===== TEXT PROVIDED

Violence in American comics is usually deeply stylized, the result of eight decades of iterated attempts to get "serious" to snag older audiences and subsequent retreats to the safe shores of appropriate-for-young-readers bloodlessness. But Matt Kindt comes out of a different, more serious tradition -- none of his people have any superstrength, and bullets wound them, even kill them, quickly. So his take on comics violence owes more to literary fiction, where violence is a sudden, shocking intrusion on the world as we expect it, than it does to anything we're used to seeing under a DC Comics imprint.
Kindt dives into a new genre with Revolver, after the WWII espionage behind most of his earlier work; this is an unabashed science-fictional story, with one man oscillating between two alternate worlds day by day. Sam works as a photo retoucher at the newspaper Post-Dispatch, in Chicago. He's not all that good at it, since he doesn't care about his work, or about much of anything.
But his life is torn in half when he realizes that he's alternating days in different worlds -- one in which everything goes along normally, boringly, and another in which every possible thing is suddenly going wrong at once: major computer worm attacks, multiple deadly pandemic diseases, major terrorist attacks in medium-size cities across America, and a dirty bomb that just wiped out Seattle. Sam is shocked -- more shocked in the normal world, actually, befuddled by the banality of life after the high drama of his other days -- but quickly begins to use what he learns in each world to help him in the other. And there is a connection between the two worlds, of course: Sam has much to learn and a major role to play.

==========
===== MATERIAL SHOWN

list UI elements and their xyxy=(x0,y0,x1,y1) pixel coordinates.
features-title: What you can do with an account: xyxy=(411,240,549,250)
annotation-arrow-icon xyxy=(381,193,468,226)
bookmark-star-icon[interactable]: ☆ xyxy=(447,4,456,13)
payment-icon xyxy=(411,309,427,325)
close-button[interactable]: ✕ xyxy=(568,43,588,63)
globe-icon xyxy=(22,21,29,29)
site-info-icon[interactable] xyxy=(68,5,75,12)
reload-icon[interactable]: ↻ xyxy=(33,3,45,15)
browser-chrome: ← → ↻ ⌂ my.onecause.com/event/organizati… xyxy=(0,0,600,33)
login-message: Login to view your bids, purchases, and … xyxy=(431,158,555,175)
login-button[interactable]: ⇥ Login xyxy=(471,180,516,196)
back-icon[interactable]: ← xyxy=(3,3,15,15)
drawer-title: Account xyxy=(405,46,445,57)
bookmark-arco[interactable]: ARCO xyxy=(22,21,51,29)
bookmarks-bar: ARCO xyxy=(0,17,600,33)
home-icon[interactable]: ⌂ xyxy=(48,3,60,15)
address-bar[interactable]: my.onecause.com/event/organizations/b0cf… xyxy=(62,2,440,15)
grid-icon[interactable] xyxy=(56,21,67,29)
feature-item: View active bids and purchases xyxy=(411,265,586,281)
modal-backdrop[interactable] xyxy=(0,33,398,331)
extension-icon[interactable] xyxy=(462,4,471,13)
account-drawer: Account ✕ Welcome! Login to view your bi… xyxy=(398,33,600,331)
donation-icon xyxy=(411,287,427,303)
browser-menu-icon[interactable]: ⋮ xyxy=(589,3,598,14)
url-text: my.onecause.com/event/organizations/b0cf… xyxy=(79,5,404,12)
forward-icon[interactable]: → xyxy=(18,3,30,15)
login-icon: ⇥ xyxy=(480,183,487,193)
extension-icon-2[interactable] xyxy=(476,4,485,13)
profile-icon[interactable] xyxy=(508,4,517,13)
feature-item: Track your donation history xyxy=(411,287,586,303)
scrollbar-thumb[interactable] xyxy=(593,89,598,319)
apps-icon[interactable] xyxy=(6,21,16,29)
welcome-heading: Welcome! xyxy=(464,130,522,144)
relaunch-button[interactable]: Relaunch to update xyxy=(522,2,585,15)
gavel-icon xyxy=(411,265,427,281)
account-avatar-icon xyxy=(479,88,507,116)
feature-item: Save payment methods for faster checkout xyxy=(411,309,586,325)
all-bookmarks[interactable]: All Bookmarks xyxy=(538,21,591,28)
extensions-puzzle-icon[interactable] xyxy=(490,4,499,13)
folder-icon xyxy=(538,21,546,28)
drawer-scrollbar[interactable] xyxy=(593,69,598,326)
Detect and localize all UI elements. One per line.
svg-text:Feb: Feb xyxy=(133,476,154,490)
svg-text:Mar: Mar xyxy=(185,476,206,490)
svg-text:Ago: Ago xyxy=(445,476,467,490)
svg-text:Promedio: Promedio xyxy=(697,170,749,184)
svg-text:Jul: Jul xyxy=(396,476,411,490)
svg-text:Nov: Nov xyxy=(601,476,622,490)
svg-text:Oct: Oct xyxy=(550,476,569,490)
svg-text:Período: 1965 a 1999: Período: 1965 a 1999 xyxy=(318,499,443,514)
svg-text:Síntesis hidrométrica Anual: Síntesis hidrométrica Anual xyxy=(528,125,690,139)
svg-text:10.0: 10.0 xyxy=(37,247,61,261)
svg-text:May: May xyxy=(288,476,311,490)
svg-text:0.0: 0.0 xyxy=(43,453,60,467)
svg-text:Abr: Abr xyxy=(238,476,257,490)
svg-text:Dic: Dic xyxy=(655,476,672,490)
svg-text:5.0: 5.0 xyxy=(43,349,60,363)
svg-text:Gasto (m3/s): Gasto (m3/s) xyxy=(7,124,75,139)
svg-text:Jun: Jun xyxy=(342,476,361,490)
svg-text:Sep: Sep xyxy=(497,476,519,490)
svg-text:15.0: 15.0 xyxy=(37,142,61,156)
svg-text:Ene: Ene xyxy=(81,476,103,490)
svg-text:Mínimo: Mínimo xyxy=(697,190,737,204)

==========

» TASK STATEMENT
Reproduce the text about Revolver word for word, starting at "Kindt dives into" and ending at "much of anything.". These records have no connection to the text about Revolver.

» OUTPUT FOR THIS TASK
Kindt dives into a new genre with Revolver, after the WWII espionage behind most of his earlier work; this is an unabashed science-fictional story, with one man oscillating between two alternate worlds day by day. Sam works as a photo retoucher at the newspaper Post-Dispatch, in Chicago. He's not all that good at it, since he doesn't care about his work, or about much of anything.